PROBLEM DETAILS » Scan the data below for the string "this". Show every line where it turns up.

EXCERPTED RECORDS »
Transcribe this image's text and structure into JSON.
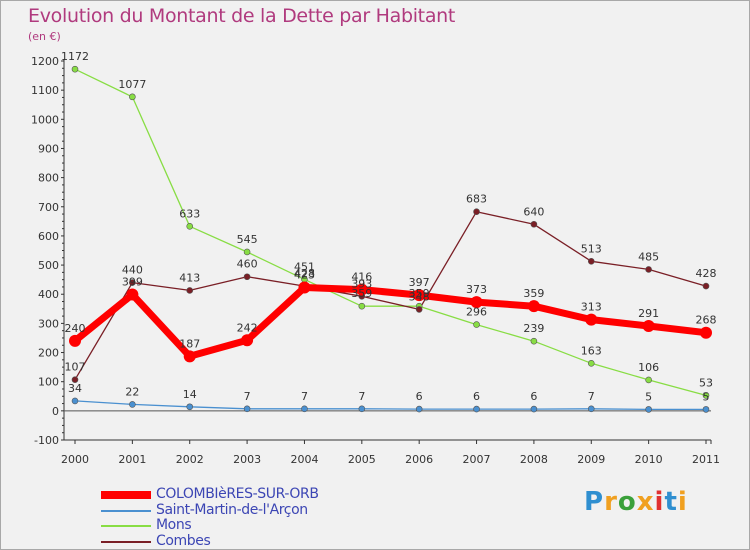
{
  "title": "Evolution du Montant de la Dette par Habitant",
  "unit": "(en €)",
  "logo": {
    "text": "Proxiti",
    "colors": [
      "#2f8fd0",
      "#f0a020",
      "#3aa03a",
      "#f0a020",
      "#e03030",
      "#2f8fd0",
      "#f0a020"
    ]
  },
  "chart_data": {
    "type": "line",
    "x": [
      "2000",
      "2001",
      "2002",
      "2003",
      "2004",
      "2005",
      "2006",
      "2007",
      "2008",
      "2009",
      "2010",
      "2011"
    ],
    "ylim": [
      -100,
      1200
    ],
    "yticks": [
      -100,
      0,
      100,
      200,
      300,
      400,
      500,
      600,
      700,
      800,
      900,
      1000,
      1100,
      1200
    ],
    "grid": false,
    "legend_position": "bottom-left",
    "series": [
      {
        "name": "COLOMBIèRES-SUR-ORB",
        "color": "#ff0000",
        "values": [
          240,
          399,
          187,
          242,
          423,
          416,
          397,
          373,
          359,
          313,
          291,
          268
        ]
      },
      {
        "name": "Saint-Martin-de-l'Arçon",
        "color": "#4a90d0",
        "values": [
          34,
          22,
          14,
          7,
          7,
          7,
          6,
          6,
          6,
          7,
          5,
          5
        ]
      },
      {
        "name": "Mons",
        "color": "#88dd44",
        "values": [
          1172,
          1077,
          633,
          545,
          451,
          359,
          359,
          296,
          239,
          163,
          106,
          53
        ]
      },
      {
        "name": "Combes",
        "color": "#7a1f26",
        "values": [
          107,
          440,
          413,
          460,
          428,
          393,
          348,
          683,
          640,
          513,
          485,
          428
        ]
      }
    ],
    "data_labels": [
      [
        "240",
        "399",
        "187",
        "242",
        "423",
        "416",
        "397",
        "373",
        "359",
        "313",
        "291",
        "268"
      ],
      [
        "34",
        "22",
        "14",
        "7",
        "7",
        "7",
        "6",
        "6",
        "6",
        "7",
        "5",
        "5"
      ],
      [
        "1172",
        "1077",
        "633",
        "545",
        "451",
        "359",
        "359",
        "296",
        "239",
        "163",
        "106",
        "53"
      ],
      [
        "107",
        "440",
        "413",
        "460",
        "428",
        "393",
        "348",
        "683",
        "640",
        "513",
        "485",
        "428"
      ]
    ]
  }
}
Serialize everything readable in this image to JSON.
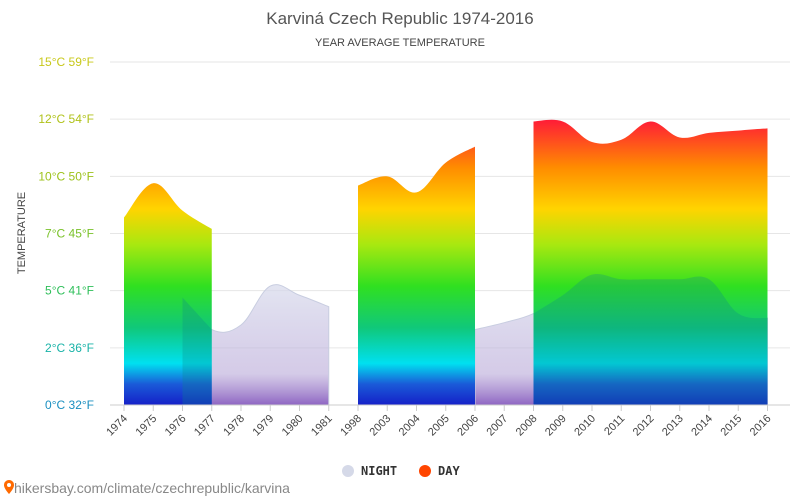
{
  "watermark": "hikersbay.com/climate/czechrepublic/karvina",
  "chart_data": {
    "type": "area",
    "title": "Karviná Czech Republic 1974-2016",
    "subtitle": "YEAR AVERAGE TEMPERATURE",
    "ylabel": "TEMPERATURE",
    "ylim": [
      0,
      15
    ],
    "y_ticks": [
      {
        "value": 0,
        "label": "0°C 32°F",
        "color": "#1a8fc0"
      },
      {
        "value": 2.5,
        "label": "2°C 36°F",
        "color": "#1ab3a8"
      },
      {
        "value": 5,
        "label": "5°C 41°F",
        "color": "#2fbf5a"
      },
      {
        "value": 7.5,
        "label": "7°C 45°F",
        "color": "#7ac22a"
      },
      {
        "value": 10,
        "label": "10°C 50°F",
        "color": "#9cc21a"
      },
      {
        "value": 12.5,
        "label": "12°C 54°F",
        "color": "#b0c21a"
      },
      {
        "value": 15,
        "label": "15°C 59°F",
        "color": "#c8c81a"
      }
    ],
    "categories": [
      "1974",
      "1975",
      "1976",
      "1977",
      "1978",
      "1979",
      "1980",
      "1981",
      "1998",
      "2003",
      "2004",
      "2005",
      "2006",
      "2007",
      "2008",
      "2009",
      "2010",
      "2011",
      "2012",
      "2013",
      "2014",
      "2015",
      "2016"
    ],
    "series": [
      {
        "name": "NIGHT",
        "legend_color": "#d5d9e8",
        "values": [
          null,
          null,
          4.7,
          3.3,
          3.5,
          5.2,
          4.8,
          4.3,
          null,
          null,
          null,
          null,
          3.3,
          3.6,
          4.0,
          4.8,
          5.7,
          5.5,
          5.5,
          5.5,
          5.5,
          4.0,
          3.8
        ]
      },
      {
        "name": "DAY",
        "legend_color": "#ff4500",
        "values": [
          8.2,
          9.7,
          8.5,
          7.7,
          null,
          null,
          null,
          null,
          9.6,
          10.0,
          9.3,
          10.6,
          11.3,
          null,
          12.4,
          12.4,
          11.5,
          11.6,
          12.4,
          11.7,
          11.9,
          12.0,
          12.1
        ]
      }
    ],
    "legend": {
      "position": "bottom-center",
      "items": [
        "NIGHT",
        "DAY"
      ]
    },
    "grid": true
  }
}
...
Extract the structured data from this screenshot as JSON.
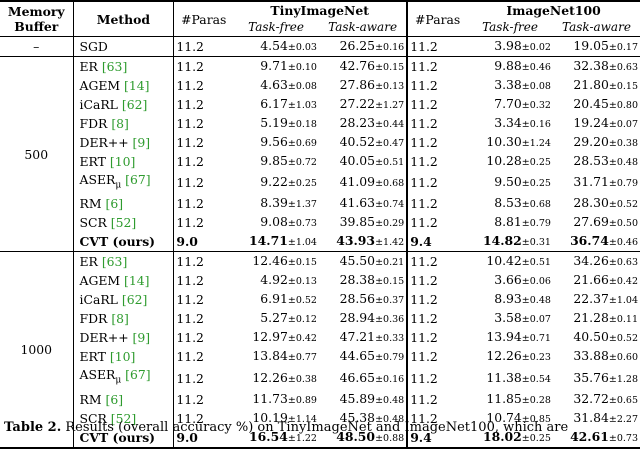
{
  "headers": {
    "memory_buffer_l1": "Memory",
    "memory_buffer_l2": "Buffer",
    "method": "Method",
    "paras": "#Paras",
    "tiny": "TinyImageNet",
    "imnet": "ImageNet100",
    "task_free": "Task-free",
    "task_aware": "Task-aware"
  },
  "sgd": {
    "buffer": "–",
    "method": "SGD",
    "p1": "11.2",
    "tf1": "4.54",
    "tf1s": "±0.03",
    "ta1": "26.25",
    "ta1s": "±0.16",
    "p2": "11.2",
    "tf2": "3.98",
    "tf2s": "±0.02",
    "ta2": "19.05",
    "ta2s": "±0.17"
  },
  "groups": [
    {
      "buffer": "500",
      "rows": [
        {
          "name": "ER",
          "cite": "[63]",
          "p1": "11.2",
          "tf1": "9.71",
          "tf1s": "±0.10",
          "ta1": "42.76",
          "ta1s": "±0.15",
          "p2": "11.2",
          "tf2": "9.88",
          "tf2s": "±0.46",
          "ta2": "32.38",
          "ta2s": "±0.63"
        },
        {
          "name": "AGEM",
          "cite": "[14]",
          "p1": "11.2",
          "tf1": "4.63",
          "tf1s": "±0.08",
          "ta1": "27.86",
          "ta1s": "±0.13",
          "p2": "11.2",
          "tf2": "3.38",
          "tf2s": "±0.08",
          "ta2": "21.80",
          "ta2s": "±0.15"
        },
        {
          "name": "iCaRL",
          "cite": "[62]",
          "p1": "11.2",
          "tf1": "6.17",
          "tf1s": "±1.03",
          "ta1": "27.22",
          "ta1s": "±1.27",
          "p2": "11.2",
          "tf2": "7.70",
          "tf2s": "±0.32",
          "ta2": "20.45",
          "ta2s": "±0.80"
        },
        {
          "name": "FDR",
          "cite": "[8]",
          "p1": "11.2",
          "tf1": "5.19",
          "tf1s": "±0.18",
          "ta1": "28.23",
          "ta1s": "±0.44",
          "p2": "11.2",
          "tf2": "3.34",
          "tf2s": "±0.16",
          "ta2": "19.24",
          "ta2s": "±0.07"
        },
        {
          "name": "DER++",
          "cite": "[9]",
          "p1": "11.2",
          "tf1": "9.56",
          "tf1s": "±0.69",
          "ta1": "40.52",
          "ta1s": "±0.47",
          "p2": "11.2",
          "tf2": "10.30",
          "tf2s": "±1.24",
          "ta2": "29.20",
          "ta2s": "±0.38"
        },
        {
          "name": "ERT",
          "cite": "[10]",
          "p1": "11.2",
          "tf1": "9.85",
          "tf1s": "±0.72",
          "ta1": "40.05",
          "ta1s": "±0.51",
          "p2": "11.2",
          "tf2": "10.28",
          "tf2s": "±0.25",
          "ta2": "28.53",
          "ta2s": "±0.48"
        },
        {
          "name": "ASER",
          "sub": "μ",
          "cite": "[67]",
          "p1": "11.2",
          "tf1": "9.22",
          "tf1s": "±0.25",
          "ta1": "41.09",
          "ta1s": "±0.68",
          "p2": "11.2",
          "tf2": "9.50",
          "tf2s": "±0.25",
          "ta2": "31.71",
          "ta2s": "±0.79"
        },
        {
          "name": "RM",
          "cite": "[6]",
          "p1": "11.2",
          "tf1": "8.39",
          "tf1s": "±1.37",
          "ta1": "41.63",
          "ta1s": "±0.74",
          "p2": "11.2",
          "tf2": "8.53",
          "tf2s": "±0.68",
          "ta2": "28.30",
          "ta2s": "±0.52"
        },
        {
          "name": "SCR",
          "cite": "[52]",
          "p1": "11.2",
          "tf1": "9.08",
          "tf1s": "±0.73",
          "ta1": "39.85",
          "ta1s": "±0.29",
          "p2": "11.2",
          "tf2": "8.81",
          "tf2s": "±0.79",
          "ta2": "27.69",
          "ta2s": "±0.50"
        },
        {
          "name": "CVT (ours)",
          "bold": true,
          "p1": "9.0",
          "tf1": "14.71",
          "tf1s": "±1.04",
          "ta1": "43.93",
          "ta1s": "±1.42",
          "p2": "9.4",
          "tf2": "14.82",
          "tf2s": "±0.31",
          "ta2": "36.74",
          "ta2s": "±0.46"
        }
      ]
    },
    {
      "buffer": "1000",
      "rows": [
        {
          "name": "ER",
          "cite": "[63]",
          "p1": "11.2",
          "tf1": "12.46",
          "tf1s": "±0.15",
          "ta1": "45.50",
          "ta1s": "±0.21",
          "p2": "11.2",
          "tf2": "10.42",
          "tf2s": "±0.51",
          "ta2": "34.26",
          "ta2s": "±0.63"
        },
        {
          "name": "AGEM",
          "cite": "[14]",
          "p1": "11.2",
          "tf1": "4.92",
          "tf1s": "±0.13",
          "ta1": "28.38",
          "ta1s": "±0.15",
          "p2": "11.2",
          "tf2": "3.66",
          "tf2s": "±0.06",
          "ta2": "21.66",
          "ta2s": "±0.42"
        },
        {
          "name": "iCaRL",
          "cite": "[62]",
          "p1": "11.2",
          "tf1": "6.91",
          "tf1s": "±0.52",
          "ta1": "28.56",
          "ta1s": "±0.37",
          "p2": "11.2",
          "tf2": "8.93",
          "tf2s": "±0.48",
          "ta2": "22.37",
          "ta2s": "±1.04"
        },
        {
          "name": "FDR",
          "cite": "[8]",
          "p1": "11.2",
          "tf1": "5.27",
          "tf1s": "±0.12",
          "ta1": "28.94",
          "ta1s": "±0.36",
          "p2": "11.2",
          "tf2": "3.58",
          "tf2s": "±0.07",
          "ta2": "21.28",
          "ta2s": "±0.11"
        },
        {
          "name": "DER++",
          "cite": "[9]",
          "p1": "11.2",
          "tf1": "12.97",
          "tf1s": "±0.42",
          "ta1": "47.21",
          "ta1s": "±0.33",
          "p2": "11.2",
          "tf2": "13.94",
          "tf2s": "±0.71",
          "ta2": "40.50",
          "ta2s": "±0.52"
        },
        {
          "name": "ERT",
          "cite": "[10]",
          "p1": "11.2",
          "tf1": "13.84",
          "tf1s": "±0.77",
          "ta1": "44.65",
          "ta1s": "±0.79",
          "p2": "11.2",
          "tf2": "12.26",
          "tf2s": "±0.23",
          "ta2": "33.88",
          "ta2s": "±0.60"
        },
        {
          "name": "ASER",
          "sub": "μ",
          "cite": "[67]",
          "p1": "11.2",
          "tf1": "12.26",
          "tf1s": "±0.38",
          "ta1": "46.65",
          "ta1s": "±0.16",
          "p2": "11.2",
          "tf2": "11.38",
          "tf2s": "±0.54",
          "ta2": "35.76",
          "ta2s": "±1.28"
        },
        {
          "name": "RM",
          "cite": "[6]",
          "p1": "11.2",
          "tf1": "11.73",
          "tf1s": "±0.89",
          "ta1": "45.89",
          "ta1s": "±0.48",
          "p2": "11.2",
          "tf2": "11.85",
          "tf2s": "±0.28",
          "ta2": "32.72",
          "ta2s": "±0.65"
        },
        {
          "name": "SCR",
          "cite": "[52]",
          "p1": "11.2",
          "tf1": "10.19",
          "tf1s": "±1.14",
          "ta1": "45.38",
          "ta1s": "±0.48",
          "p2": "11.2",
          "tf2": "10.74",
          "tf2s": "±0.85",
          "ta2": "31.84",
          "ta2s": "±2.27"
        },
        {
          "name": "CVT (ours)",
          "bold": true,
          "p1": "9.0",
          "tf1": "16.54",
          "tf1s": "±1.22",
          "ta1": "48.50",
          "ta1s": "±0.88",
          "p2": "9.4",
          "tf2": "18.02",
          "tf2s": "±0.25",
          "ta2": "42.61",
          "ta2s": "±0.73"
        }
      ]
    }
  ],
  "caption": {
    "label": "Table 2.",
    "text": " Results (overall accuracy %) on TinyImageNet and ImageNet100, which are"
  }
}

FINAL ANSWER »
Transcribe this image's text and structure into JSON.
Serialize everything readable in this image to JSON.
Extract the structured data from this screenshot as JSON.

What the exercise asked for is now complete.